GIVEN PROBLEM:
Filter the records below and copy every line containing the word "team".

RECORD SET:
Start
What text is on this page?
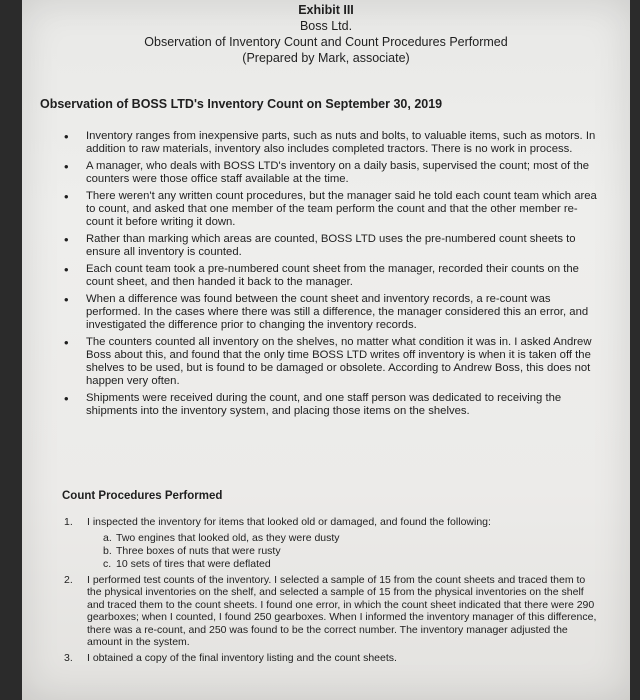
Exhibit III
Boss Ltd.
Observation of Inventory Count and Count Procedures Performed
(Prepared by Mark, associate)
Observation of BOSS LTD's Inventory Count on September 30, 2019
• Inventory ranges from inexpensive parts, such as nuts and bolts, to valuable items, such as motors. In addition to raw materials, inventory also includes completed tractors. There is no work in process.
• A manager, who deals with BOSS LTD's inventory on a daily basis, supervised the count; most of the counters were those office staff available at the time.
• There weren't any written count procedures, but the manager said he told each count team which area to count, and asked that one member of the team perform the count and that the other member re-count it before writing it down.
• Rather than marking which areas are counted, BOSS LTD uses the pre-numbered count sheets to ensure all inventory is counted.
• Each count team took a pre-numbered count sheet from the manager, recorded their counts on the count sheet, and then handed it back to the manager.
• When a difference was found between the count sheet and inventory records, a re-count was performed. In the cases where there was still a difference, the manager considered this an error, and investigated the difference prior to changing the inventory records.
• The counters counted all inventory on the shelves, no matter what condition it was in. I asked Andrew Boss about this, and found that the only time BOSS LTD writes off inventory is when it is taken off the shelves to be used, but is found to be damaged or obsolete. According to Andrew Boss, this does not happen very often.
• Shipments were received during the count, and one staff person was dedicated to receiving the shipments into the inventory system, and placing those items on the shelves.
Count Procedures Performed
1. I inspected the inventory for items that looked old or damaged, and found the following:
a. Two engines that looked old, as they were dusty
b. Three boxes of nuts that were rusty
c. 10 sets of tires that were deflated
2. I performed test counts of the inventory. I selected a sample of 15 from the count sheets and traced them to the physical inventories on the shelf, and selected a sample of 15 from the physical inventories on the shelf and traced them to the count sheets. I found one error, in which the count sheet indicated that there were 290 gearboxes; when I counted, I found 250 gearboxes. When I informed the inventory manager of this difference, there was a re-count, and 250 was found to be the correct number. The inventory manager adjusted the amount in the system.
3. I obtained a copy of the final inventory listing and the count sheets.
End
WRITTEN SOLUTION:
• There weren't any written count procedures, but the manager said he told each count team which area to count, and asked that one member of the team perform the count and that the other member re-count it before writing it down.
• Each count team took a pre-numbered count sheet from the manager, recorded their counts on the count sheet, and then handed it back to the manager.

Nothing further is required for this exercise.